* What is expected
Where the string "ADDRESS" occurs in the material below, report the whole line.

(Collected data entries)
-- Start --
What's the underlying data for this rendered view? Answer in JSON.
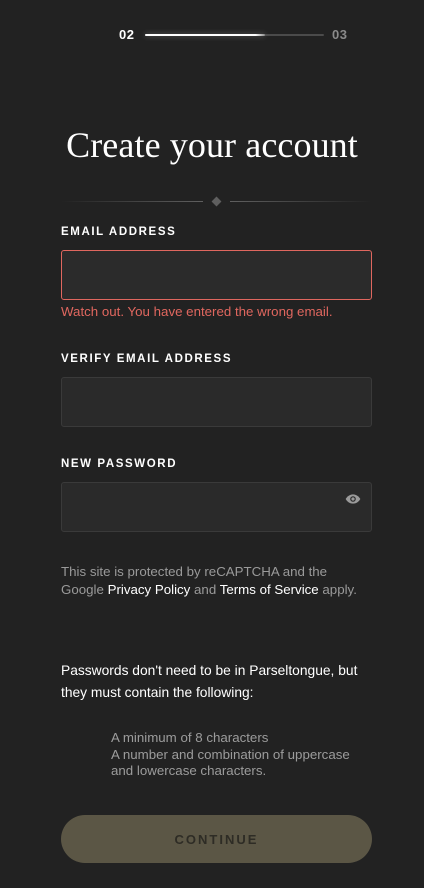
{
  "progress": {
    "current_step": "02",
    "next_step": "03",
    "fill_fraction": 0.67
  },
  "title": "Create your account",
  "form": {
    "email": {
      "label": "EMAIL ADDRESS",
      "value": "",
      "error": "Watch out. You have entered the wrong email."
    },
    "verify_email": {
      "label": "VERIFY EMAIL ADDRESS",
      "value": ""
    },
    "password": {
      "label": "NEW PASSWORD",
      "value": "",
      "toggle_icon": "eye-icon"
    }
  },
  "legal": {
    "prefix": "This site is protected by reCAPTCHA and the Google ",
    "privacy_link": "Privacy Policy",
    "and": " and ",
    "terms_link": "Terms of Service",
    "suffix": " apply."
  },
  "requirements": {
    "intro": "Passwords don't need to be in Parseltongue, but they must contain the following:",
    "items": [
      "A minimum of 8 characters",
      "A number and combination of uppercase and lowercase characters."
    ]
  },
  "continue_label": "CONTINUE",
  "colors": {
    "background": "#222222",
    "error": "#e0675f",
    "button": "#5b5645",
    "muted_text": "#9a9a9a"
  }
}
-- End --
* Task result
      "label": "EMAIL ADDRESS",
      "label": "VERIFY EMAIL ADDRESS",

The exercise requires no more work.